AIM
Copy the lines of the listing verbatim, from the line containing "Identify 22 of" through the line containing "category-name[interactable]: App installate", both included.

RECORDS SHOWN
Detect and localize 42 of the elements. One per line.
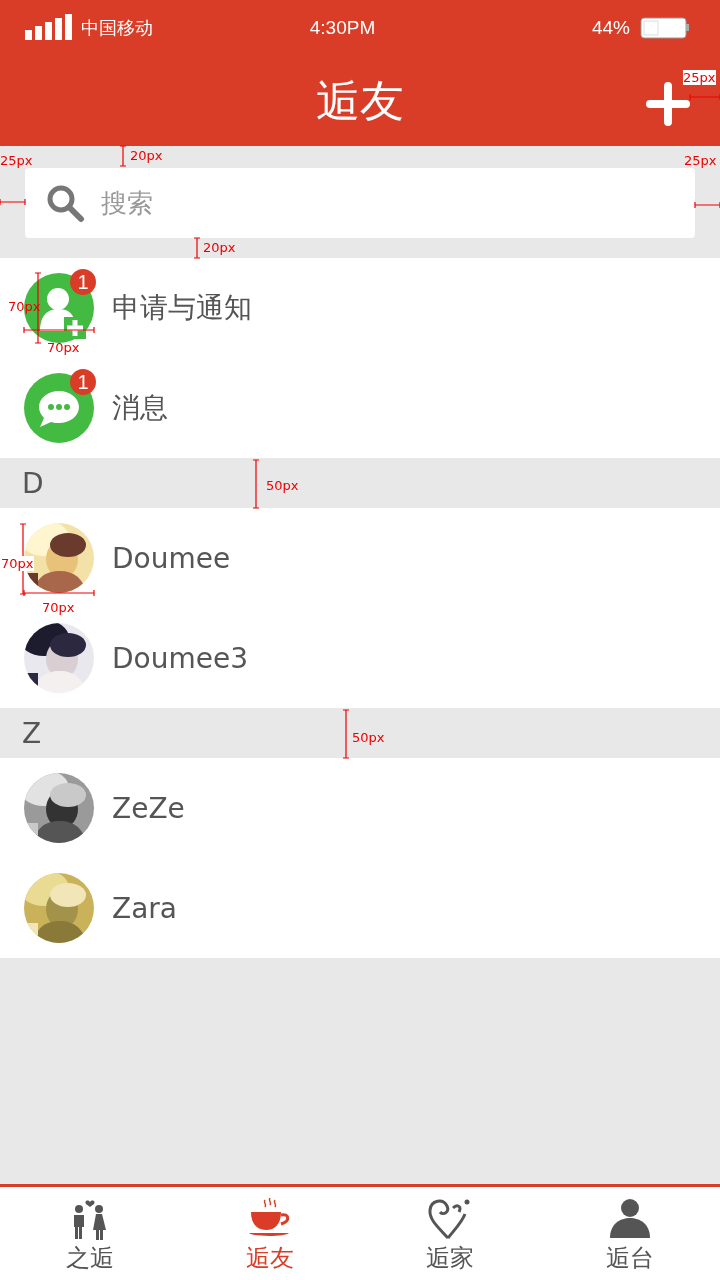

---

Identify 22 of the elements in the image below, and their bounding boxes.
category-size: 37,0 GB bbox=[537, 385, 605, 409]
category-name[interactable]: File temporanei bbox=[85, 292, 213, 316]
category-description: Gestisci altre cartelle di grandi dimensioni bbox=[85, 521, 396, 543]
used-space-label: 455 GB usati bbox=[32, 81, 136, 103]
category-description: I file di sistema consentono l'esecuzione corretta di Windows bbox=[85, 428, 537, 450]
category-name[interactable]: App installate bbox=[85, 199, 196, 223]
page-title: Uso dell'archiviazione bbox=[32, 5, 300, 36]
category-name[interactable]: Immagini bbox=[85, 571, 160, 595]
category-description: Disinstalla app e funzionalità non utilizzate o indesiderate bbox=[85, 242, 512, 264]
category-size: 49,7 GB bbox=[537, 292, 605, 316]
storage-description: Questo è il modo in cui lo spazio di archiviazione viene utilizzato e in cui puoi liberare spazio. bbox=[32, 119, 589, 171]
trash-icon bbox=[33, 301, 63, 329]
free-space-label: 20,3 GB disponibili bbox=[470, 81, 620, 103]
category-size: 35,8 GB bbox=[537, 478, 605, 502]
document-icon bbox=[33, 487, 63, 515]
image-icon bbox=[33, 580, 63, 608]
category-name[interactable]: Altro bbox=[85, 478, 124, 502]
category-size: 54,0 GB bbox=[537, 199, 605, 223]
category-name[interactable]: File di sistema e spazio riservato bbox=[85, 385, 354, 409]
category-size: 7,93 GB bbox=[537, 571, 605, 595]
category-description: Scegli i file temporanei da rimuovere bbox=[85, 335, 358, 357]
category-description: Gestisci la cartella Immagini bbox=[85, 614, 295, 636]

SOLUTION FOR THIS EXERCISE
Identify 22 of the elements in the image below, and their bounding boxes.
category-size: 37,0 GB bbox=[537, 385, 605, 409]
category-name[interactable]: File temporanei bbox=[85, 292, 213, 316]
category-description: Gestisci altre cartelle di grandi dimensioni bbox=[85, 521, 396, 543]
used-space-label: 455 GB usati bbox=[32, 81, 136, 103]
category-description: I file di sistema consentono l'esecuzione corretta di Windows bbox=[85, 428, 537, 450]
category-name[interactable]: App installate bbox=[85, 199, 196, 223]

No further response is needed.